Reading text:
|---|

RETROSPECTIVE is a review of the latest news and happenings related to art by and about people of African descent. This week, highlights include plans for a memorial to lynching victims in Montgomery, Ala.; expansion of Alvin Ailey Dance Theater’s New York headquarters; and news that an outdoor installation of whimsically painted abandoned homes in Detroit will be dismantled. Plus, Studio Museum in Harlem curator Lauren Haynes is headed to the Crystal Bridges museum in Arkansas, and Mickalene Thomas juried a photography competition and made a contribution to a new magazine for young girls.

 

Lynching Memoria organized by Equal Justice Initiative
A rendering of the memorial dedicated to victims of lynching, located in Montgomery, Ala. | MASS Design Group

 

NEWS

The Equal Justice Initiative (EJI), a legal rights organization based in Montgomery, Ala., announced plans for a memorial to the victims of racial lynching in the United States. Described by the New York Times as “one of the first — and certainly the largest” such memorial, it will sit on six acres. Bryan Stevenson, the director of EJI told the New York Times, “Our goal is just to get people to confront the truth of our past with some more courage.” The project will also include a museum called “From Enslavement to Mass Incarceration.”

After 30 years, Detroit artist Tyree Guyton said he plans to dismantle the Heidelberg Project, which the Detroit Free Press described as an “internationally acclaimed outdoor wonderland of wit and whimsy, painted abandoned homes and repurposed urban debris.”

|---|

Excerpted data:

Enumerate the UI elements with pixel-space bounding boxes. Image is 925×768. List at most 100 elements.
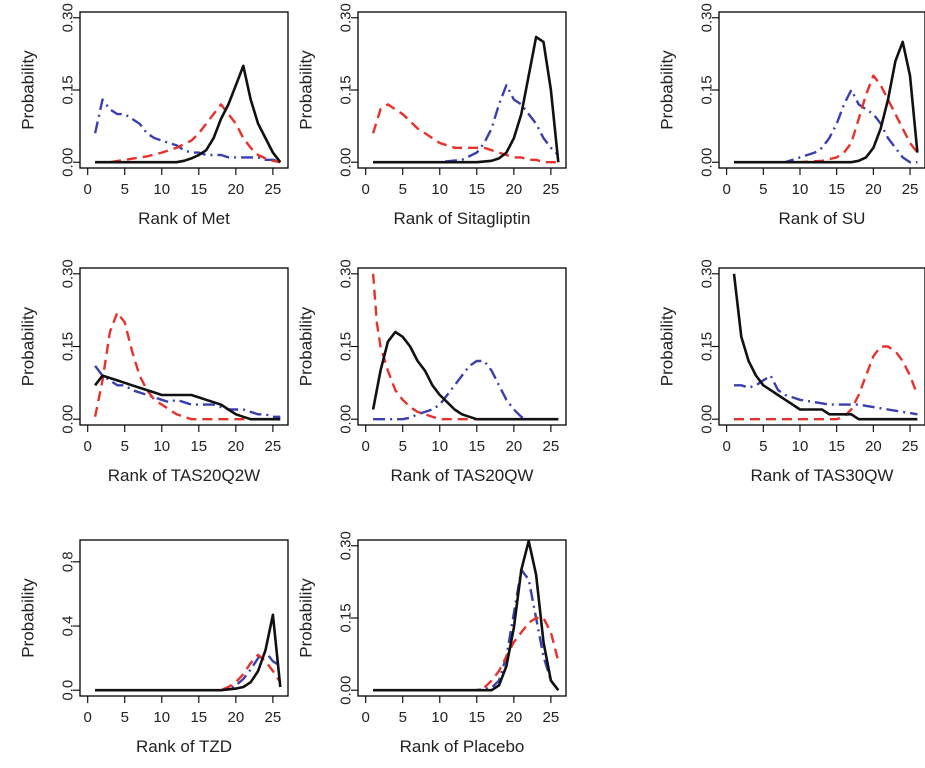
y-tick-label: 0.0 <box>60 680 77 701</box>
x-tick-label: 25 <box>265 181 282 198</box>
y-tick-label: 0.4 <box>60 616 77 637</box>
x-tick-label: 0 <box>84 709 92 726</box>
x-tick-label: 20 <box>865 181 882 198</box>
x-tick-label: 20 <box>228 181 245 198</box>
y-axis-label: Probability <box>19 306 38 386</box>
x-tick-label: 5 <box>121 709 129 726</box>
x-tick-label: 15 <box>828 438 845 455</box>
x-tick-label: 0 <box>722 181 730 198</box>
x-axis-label: Rank of TZD <box>136 737 232 756</box>
series-line-dotdash <box>95 650 281 692</box>
series-line-solid <box>95 613 282 692</box>
y-tick-label: 0.00 <box>338 676 355 705</box>
x-tick-label: 5 <box>121 438 129 455</box>
x-tick-label: 10 <box>431 181 448 198</box>
plot-frame <box>718 267 925 426</box>
series-line-dashed <box>734 74 919 164</box>
x-tick-label: 0 <box>362 709 370 726</box>
series-line-solid <box>95 64 282 164</box>
x-tick-label: 0 <box>362 181 370 198</box>
series-line-solid <box>373 540 560 692</box>
panel-7: 0 5 10 15 20 25 0.0 0.4 0.8 Rank of TZD Probabilit… <box>19 539 289 756</box>
series-line-solid <box>373 35 560 164</box>
series-line-dotdash <box>373 568 560 692</box>
x-tick-label: 5 <box>399 181 407 198</box>
series-line-solid <box>94 374 281 421</box>
y-tick-label: 0.15 <box>338 332 355 361</box>
y-tick-label: 0.00 <box>338 148 355 177</box>
y-tick-label: 0.15 <box>699 332 716 361</box>
x-tick-label: 25 <box>543 438 560 455</box>
series-line-dashed <box>371 273 559 421</box>
x-tick-label: 10 <box>431 438 448 455</box>
x-tick-label: 20 <box>228 709 245 726</box>
x-tick-label: 0 <box>722 438 730 455</box>
x-axis-label: Rank of SU <box>779 209 866 228</box>
y-tick-label: 0.30 <box>699 3 716 32</box>
x-tick-label: 25 <box>543 181 560 198</box>
x-tick-label: 5 <box>121 181 129 198</box>
x-tick-label: 25 <box>902 181 919 198</box>
panel-1: 0 5 10 15 20 25 0.00 0.15 0.30 Rank of Met Probabi… <box>19 3 289 228</box>
series-line-dashed <box>373 616 560 692</box>
panel-4: 0 5 10 15 20 25 0.00 0.15 0.30 Rank of TAS20Q2W Pr… <box>19 259 289 485</box>
y-tick-label: 0.30 <box>60 259 77 288</box>
y-tick-label: 0.00 <box>60 148 77 177</box>
x-tick-label: 15 <box>468 438 485 455</box>
y-tick-label: 0.8 <box>60 551 77 572</box>
y-axis-label: Probability <box>658 50 677 130</box>
x-axis-label: Rank of Placebo <box>400 737 525 756</box>
x-tick-label: 0 <box>84 181 92 198</box>
y-tick-label: 0.00 <box>699 148 716 177</box>
x-tick-label: 10 <box>792 181 809 198</box>
x-tick-label: 25 <box>902 438 919 455</box>
x-tick-label: 20 <box>506 181 523 198</box>
x-tick-label: 10 <box>792 438 809 455</box>
panel-6: 0 5 10 15 20 25 0.00 0.15 0.30 Rank of TAS30QW Pro… <box>658 259 925 485</box>
y-tick-label: 0.00 <box>60 405 77 434</box>
y-tick-label: 0.15 <box>699 75 716 104</box>
x-tick-label: 15 <box>190 438 207 455</box>
panel-2: 0 5 10 15 20 25 0.00 0.15 0.30 Rank of Sitaglipti… <box>297 3 567 228</box>
y-axis-label: Probability <box>297 578 316 658</box>
series-line-dashed <box>93 311 281 421</box>
x-axis-label: Rank of TAS30QW <box>751 466 894 485</box>
x-tick-label: 10 <box>153 709 170 726</box>
x-tick-label: 20 <box>865 438 882 455</box>
y-axis-label: Probability <box>19 578 38 658</box>
x-tick-label: 0 <box>84 438 92 455</box>
x-tick-label: 10 <box>153 181 170 198</box>
series-line-dotdash <box>373 83 560 164</box>
y-tick-label: 0.30 <box>338 3 355 32</box>
y-axis-label: Probability <box>658 306 677 386</box>
x-tick-label: 15 <box>828 181 845 198</box>
x-tick-label: 20 <box>506 438 523 455</box>
series-line-dashed <box>734 345 919 421</box>
y-tick-label: 0.15 <box>60 75 77 104</box>
panel-3: 0 5 10 15 20 25 0.00 0.15 0.30 Rank of SU Probabil… <box>658 3 925 228</box>
x-tick-label: 15 <box>190 181 207 198</box>
plot-frame <box>357 267 567 426</box>
y-tick-label: 0.30 <box>338 259 355 288</box>
series-line-solid <box>371 330 559 421</box>
x-tick-label: 5 <box>759 438 767 455</box>
y-tick-label: 0.00 <box>699 405 716 434</box>
x-tick-label: 25 <box>543 709 560 726</box>
x-tick-label: 10 <box>153 438 170 455</box>
x-axis-label: Rank of TAS20Q2W <box>108 466 260 485</box>
panel-5: 0 5 10 15 20 25 0.00 0.15 0.30 Rank of TAS20QW Pro… <box>297 259 567 485</box>
x-tick-label: 15 <box>190 709 207 726</box>
x-axis-label: Rank of Met <box>138 209 230 228</box>
series-line-dashed <box>95 103 281 164</box>
x-axis-label: Rank of Sitagliptin <box>393 209 530 228</box>
x-tick-label: 0 <box>362 438 370 455</box>
x-tick-label: 25 <box>265 709 282 726</box>
y-axis-label: Probability <box>19 50 38 130</box>
y-tick-label: 0.15 <box>338 603 355 632</box>
series-line-dotdash <box>734 374 918 416</box>
y-axis-label: Probability <box>297 50 316 130</box>
y-axis-label: Probability <box>297 306 316 386</box>
x-tick-label: 5 <box>399 438 407 455</box>
x-tick-label: 5 <box>399 709 407 726</box>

|---|

Set of tasks:
**a.** According to the arts news roundup, how many acres will the lynching memorial occupy?
**b.** From the arts news roundup, copy the passage starting at "RETROSPECTIVE is a" and ending at "for young girls.".

Written responses:
**a.** Six acres.

**b.**
RETROSPECTIVE is a review of the latest news and happenings related to art by and about people of African descent. This week, highlights include plans for a memorial to lynching victims in Montgomery, Ala.; expansion of Alvin Ailey Dance Theater’s New York headquarters; and news that an outdoor installation of whimsically painted abandoned homes in Detroit will be dismantled. Plus, Studio Museum in Harlem curator Lauren Haynes is headed to the Crystal Bridges museum in Arkansas, and Mickalene Thomas juried a photography competition and made a contribution to a new magazine for young girls.